(A block of data)
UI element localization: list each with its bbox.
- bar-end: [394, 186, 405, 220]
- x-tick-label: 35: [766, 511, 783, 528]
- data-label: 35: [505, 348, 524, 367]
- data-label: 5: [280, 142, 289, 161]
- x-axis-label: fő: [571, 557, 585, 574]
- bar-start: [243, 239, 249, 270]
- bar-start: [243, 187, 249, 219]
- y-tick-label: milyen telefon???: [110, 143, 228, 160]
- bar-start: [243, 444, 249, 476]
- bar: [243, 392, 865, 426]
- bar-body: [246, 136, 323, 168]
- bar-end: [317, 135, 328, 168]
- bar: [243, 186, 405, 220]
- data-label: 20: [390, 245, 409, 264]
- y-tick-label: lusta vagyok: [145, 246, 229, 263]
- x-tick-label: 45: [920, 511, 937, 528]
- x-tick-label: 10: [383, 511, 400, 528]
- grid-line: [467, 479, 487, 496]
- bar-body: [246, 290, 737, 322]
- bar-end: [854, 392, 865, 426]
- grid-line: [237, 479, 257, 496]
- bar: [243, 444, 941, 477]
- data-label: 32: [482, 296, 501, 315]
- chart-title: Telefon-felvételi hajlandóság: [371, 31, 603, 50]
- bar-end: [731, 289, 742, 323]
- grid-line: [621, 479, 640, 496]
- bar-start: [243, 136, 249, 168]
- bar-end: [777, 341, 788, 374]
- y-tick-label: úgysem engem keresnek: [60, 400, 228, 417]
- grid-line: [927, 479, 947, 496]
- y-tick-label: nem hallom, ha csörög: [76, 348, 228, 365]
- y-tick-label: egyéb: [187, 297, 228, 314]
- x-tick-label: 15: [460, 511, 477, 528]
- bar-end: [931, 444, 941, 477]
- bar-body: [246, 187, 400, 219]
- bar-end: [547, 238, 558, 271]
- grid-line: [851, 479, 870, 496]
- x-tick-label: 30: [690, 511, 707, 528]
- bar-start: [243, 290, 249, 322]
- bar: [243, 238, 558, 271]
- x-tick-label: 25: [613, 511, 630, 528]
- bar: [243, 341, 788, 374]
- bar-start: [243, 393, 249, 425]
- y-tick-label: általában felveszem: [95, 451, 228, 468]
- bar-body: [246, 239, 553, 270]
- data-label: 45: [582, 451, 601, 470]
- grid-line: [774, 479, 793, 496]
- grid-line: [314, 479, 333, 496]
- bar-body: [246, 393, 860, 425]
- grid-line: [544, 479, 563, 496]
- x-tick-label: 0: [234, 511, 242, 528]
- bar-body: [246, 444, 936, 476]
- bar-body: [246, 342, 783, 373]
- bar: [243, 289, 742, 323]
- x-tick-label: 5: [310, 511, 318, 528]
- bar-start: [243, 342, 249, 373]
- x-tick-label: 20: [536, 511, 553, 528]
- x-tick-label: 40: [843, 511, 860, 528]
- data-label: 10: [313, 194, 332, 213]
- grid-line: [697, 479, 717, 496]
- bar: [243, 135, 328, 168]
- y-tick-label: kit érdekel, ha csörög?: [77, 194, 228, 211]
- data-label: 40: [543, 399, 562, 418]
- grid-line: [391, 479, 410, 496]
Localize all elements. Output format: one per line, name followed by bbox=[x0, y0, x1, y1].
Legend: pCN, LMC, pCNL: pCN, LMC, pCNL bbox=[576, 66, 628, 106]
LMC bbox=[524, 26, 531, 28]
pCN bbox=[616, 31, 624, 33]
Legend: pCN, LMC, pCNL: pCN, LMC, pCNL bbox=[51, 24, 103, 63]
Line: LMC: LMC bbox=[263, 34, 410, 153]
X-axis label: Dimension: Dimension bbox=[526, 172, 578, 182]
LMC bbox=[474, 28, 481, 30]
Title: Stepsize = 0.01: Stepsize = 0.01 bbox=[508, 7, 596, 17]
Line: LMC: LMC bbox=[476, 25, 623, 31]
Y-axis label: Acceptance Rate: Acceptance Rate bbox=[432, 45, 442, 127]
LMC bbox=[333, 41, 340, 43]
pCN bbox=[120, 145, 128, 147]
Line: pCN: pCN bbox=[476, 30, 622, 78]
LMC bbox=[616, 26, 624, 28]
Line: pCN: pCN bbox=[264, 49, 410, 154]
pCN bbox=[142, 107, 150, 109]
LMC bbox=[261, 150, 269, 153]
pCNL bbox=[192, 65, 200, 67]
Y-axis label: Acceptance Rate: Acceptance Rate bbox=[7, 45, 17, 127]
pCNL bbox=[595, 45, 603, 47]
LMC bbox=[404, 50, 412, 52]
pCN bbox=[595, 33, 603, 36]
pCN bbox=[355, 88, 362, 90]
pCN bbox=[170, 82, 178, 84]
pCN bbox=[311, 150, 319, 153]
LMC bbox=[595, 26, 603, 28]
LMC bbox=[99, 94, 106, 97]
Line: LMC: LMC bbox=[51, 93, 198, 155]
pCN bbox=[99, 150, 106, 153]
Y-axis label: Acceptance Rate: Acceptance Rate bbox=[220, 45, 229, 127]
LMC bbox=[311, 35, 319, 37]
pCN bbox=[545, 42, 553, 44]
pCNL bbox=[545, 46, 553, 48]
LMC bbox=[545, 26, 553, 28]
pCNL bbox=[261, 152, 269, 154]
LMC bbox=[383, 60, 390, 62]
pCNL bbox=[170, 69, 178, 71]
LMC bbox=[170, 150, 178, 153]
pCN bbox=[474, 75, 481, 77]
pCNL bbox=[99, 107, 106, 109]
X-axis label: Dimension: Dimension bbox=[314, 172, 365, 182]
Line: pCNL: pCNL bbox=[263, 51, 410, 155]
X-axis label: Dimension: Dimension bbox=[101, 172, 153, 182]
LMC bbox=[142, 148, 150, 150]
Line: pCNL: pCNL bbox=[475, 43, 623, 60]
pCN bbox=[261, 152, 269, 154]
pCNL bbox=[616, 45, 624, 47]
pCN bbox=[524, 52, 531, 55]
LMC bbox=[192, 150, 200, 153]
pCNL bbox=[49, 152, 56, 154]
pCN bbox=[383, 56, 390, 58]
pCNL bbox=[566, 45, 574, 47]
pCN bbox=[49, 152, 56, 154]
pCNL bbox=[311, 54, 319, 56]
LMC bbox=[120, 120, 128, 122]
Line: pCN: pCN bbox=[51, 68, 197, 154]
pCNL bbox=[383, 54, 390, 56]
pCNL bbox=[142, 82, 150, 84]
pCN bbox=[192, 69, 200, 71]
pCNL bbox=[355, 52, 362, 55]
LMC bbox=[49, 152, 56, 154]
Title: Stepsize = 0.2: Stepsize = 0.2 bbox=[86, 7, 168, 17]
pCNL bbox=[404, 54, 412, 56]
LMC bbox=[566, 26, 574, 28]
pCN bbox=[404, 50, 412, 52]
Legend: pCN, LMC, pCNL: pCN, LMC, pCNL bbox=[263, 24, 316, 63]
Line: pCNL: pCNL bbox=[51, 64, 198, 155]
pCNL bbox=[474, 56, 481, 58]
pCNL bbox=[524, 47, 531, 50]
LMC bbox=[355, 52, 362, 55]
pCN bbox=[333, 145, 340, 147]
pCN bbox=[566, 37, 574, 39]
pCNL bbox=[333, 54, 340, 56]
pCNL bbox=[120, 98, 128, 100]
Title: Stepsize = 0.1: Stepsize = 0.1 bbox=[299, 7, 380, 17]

*Exercise requirements*:
Please edit the records above by changing every "grid-line" to "gridline", leaving everything else as it is.

*Answer to the problem*:
UI element localization: list each with its bbox.
- bar-end: [394, 186, 405, 220]
- x-tick-label: 35: [766, 511, 783, 528]
- data-label: 35: [505, 348, 524, 367]
- data-label: 5: [280, 142, 289, 161]
- x-axis-label: fő: [571, 557, 585, 574]
- bar-start: [243, 239, 249, 270]
- bar-start: [243, 187, 249, 219]
- y-tick-label: milyen telefon???: [110, 143, 228, 160]
- bar-start: [243, 444, 249, 476]
- bar: [243, 392, 865, 426]
- bar-body: [246, 136, 323, 168]
- bar-end: [317, 135, 328, 168]
- bar: [243, 186, 405, 220]
- data-label: 20: [390, 245, 409, 264]
- y-tick-label: lusta vagyok: [145, 246, 229, 263]
- x-tick-label: 45: [920, 511, 937, 528]
- x-tick-label: 10: [383, 511, 400, 528]
- gridline: [467, 479, 487, 496]
- bar-body: [246, 290, 737, 322]
- bar-end: [854, 392, 865, 426]
- gridline: [237, 479, 257, 496]
- bar: [243, 444, 941, 477]
- data-label: 32: [482, 296, 501, 315]
- chart-title: Telefon-felvételi hajlandóság: [371, 31, 603, 50]
- bar-end: [731, 289, 742, 323]
- gridline: [621, 479, 640, 496]
- bar-start: [243, 136, 249, 168]
- bar-end: [777, 341, 788, 374]
- y-tick-label: úgysem engem keresnek: [60, 400, 228, 417]
- gridline: [927, 479, 947, 496]
- y-tick-label: nem hallom, ha csörög: [76, 348, 228, 365]
- y-tick-label: egyéb: [187, 297, 228, 314]
- x-tick-label: 15: [460, 511, 477, 528]
- bar-end: [931, 444, 941, 477]
- bar-body: [246, 187, 400, 219]
- bar-end: [547, 238, 558, 271]
- gridline: [851, 479, 870, 496]
- x-tick-label: 30: [690, 511, 707, 528]
- bar-start: [243, 290, 249, 322]
- bar: [243, 238, 558, 271]
- x-tick-label: 25: [613, 511, 630, 528]
- bar: [243, 341, 788, 374]
- bar-start: [243, 393, 249, 425]
- y-tick-label: általában felveszem: [95, 451, 228, 468]
- bar-body: [246, 239, 553, 270]
- data-label: 45: [582, 451, 601, 470]
- gridline: [774, 479, 793, 496]
- gridline: [314, 479, 333, 496]
- bar-body: [246, 393, 860, 425]
- gridline: [544, 479, 563, 496]
- x-tick-label: 0: [234, 511, 242, 528]
- bar-body: [246, 444, 936, 476]
- bar-body: [246, 342, 783, 373]
- bar: [243, 289, 742, 323]
- x-tick-label: 5: [310, 511, 318, 528]
- bar-start: [243, 342, 249, 373]
- x-tick-label: 20: [536, 511, 553, 528]
- x-tick-label: 40: [843, 511, 860, 528]
- data-label: 10: [313, 194, 332, 213]
- gridline: [697, 479, 717, 496]
- bar: [243, 135, 328, 168]
- y-tick-label: kit érdekel, ha csörög?: [77, 194, 228, 211]
- data-label: 40: [543, 399, 562, 418]
- gridline: [391, 479, 410, 496]
Localize all elements. Output format: one per line, name followed by bbox=[x0, y0, x1, y1].
Legend: pCN, LMC, pCNL: pCN, LMC, pCNL bbox=[576, 66, 628, 106]
LMC bbox=[524, 26, 531, 28]
pCN bbox=[616, 31, 624, 33]
Legend: pCN, LMC, pCNL: pCN, LMC, pCNL bbox=[51, 24, 103, 63]
Line: LMC: LMC bbox=[263, 34, 410, 153]
X-axis label: Dimension: Dimension bbox=[526, 172, 578, 182]
LMC bbox=[474, 28, 481, 30]
Title: Stepsize = 0.01: Stepsize = 0.01 bbox=[508, 7, 596, 17]
Line: LMC: LMC bbox=[476, 25, 623, 31]
Y-axis label: Acceptance Rate: Acceptance Rate bbox=[432, 45, 442, 127]
LMC bbox=[333, 41, 340, 43]
pCN bbox=[120, 145, 128, 147]
Line: pCN: pCN bbox=[476, 30, 622, 78]
LMC bbox=[616, 26, 624, 28]
Line: pCN: pCN bbox=[264, 49, 410, 154]
pCN bbox=[142, 107, 150, 109]
LMC bbox=[261, 150, 269, 153]
pCNL bbox=[192, 65, 200, 67]
Y-axis label: Acceptance Rate: Acceptance Rate bbox=[7, 45, 17, 127]
pCNL bbox=[595, 45, 603, 47]
LMC bbox=[404, 50, 412, 52]
pCN bbox=[595, 33, 603, 36]
pCN bbox=[355, 88, 362, 90]
pCN bbox=[170, 82, 178, 84]
pCN bbox=[311, 150, 319, 153]
LMC bbox=[595, 26, 603, 28]
LMC bbox=[99, 94, 106, 97]
Line: LMC: LMC bbox=[51, 93, 198, 155]
pCN bbox=[99, 150, 106, 153]
Y-axis label: Acceptance Rate: Acceptance Rate bbox=[220, 45, 229, 127]
LMC bbox=[311, 35, 319, 37]
pCN bbox=[545, 42, 553, 44]
pCNL bbox=[545, 46, 553, 48]
LMC bbox=[545, 26, 553, 28]
pCNL bbox=[261, 152, 269, 154]
LMC bbox=[383, 60, 390, 62]
pCNL bbox=[170, 69, 178, 71]
LMC bbox=[170, 150, 178, 153]
pCN bbox=[474, 75, 481, 77]
pCNL bbox=[99, 107, 106, 109]
X-axis label: Dimension: Dimension bbox=[314, 172, 365, 182]
Line: pCNL: pCNL bbox=[263, 51, 410, 155]
X-axis label: Dimension: Dimension bbox=[101, 172, 153, 182]
LMC bbox=[142, 148, 150, 150]
Line: pCNL: pCNL bbox=[475, 43, 623, 60]
pCN bbox=[261, 152, 269, 154]
pCNL bbox=[616, 45, 624, 47]
pCN bbox=[524, 52, 531, 55]
LMC bbox=[192, 150, 200, 153]
pCNL bbox=[49, 152, 56, 154]
pCN bbox=[383, 56, 390, 58]
pCNL bbox=[566, 45, 574, 47]
pCN bbox=[49, 152, 56, 154]
pCNL bbox=[311, 54, 319, 56]
LMC bbox=[120, 120, 128, 122]
Line: pCN: pCN bbox=[51, 68, 197, 154]
pCNL bbox=[383, 54, 390, 56]
pCNL bbox=[142, 82, 150, 84]
pCN bbox=[192, 69, 200, 71]
pCNL bbox=[355, 52, 362, 55]
LMC bbox=[49, 152, 56, 154]
Title: Stepsize = 0.2: Stepsize = 0.2 bbox=[86, 7, 168, 17]
pCNL bbox=[404, 54, 412, 56]
LMC bbox=[566, 26, 574, 28]
pCN bbox=[404, 50, 412, 52]
Legend: pCN, LMC, pCNL: pCN, LMC, pCNL bbox=[263, 24, 316, 63]
Line: pCNL: pCNL bbox=[51, 64, 198, 155]
pCNL bbox=[474, 56, 481, 58]
pCNL bbox=[524, 47, 531, 50]
LMC bbox=[355, 52, 362, 55]
pCN bbox=[333, 145, 340, 147]
pCN bbox=[566, 37, 574, 39]
pCNL bbox=[333, 54, 340, 56]
pCNL bbox=[120, 98, 128, 100]
Title: Stepsize = 0.1: Stepsize = 0.1 bbox=[299, 7, 380, 17]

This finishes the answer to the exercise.